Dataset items
------------------------
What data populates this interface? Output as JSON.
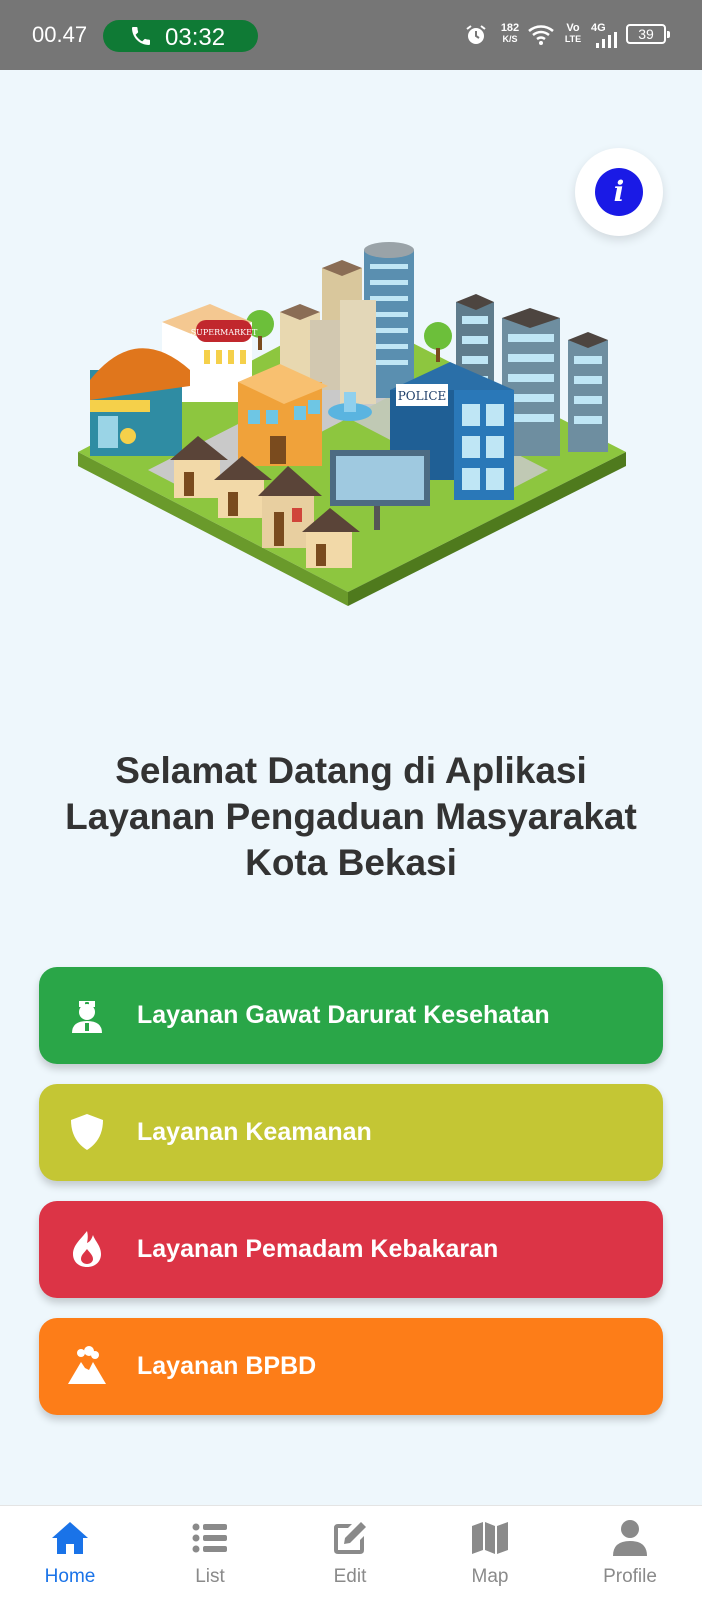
{
  "status_bar": {
    "time": "00.47",
    "call_duration": "03:32",
    "net_speed_top": "182",
    "net_speed_bottom": "K/S",
    "volte_top": "Vo",
    "volte_bottom": "LTE",
    "network": "4G",
    "battery": "39",
    "icons": [
      "alarm-icon",
      "wifi-icon",
      "signal-icon",
      "battery-icon",
      "phone-icon"
    ]
  },
  "info_button": {
    "icon": "info-icon",
    "glyph": "i"
  },
  "welcome": {
    "line1": "Selamat Datang di Aplikasi",
    "line2": "Layanan Pengaduan Masyarakat",
    "line3": "Kota Bekasi"
  },
  "illustration": {
    "supermarket_sign": "SUPERMARKET",
    "police_sign": "POLICE"
  },
  "services": [
    {
      "label": "Layanan Gawat Darurat Kesehatan",
      "icon": "medic-icon",
      "color": "#2aa648"
    },
    {
      "label": "Layanan Keamanan",
      "icon": "shield-icon",
      "color": "#c4c634"
    },
    {
      "label": "Layanan Pemadam Kebakaran",
      "icon": "fire-icon",
      "color": "#dc3446"
    },
    {
      "label": "Layanan BPBD",
      "icon": "volcano-icon",
      "color": "#fd7d18"
    }
  ],
  "nav": [
    {
      "label": "Home",
      "icon": "home-icon",
      "active": true
    },
    {
      "label": "List",
      "icon": "list-icon",
      "active": false
    },
    {
      "label": "Edit",
      "icon": "edit-icon",
      "active": false
    },
    {
      "label": "Map",
      "icon": "map-icon",
      "active": false
    },
    {
      "label": "Profile",
      "icon": "user-icon",
      "active": false
    }
  ],
  "colors": {
    "active_nav": "#1a73e8",
    "inactive_nav": "#8a8a8a",
    "background": "#eef7fc"
  }
}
------------------------
§ **PROBLEM DESCRIPTION**: Restate the data above word for word. Skip every picture.

§ **EXERCISE ANSWER**:
What data populates this interface? Output as JSON.
{
  "status_bar": {
    "time": "00.47",
    "call_duration": "03:32",
    "net_speed_top": "182",
    "net_speed_bottom": "K/S",
    "volte_top": "Vo",
    "volte_bottom": "LTE",
    "network": "4G",
    "battery": "39",
    "icons": [
      "alarm-icon",
      "wifi-icon",
      "signal-icon",
      "battery-icon",
      "phone-icon"
    ]
  },
  "info_button": {
    "icon": "info-icon",
    "glyph": "i"
  },
  "welcome": {
    "line1": "Selamat Datang di Aplikasi",
    "line2": "Layanan Pengaduan Masyarakat",
    "line3": "Kota Bekasi"
  },
  "illustration": {
    "supermarket_sign": "SUPERMARKET",
    "police_sign": "POLICE"
  },
  "services": [
    {
      "label": "Layanan Gawat Darurat Kesehatan",
      "icon": "medic-icon",
      "color": "#2aa648"
    },
    {
      "label": "Layanan Keamanan",
      "icon": "shield-icon",
      "color": "#c4c634"
    },
    {
      "label": "Layanan Pemadam Kebakaran",
      "icon": "fire-icon",
      "color": "#dc3446"
    },
    {
      "label": "Layanan BPBD",
      "icon": "volcano-icon",
      "color": "#fd7d18"
    }
  ],
  "nav": [
    {
      "label": "Home",
      "icon": "home-icon",
      "active": true
    },
    {
      "label": "List",
      "icon": "list-icon",
      "active": false
    },
    {
      "label": "Edit",
      "icon": "edit-icon",
      "active": false
    },
    {
      "label": "Map",
      "icon": "map-icon",
      "active": false
    },
    {
      "label": "Profile",
      "icon": "user-icon",
      "active": false
    }
  ],
  "colors": {
    "active_nav": "#1a73e8",
    "inactive_nav": "#8a8a8a",
    "background": "#eef7fc"
  }
}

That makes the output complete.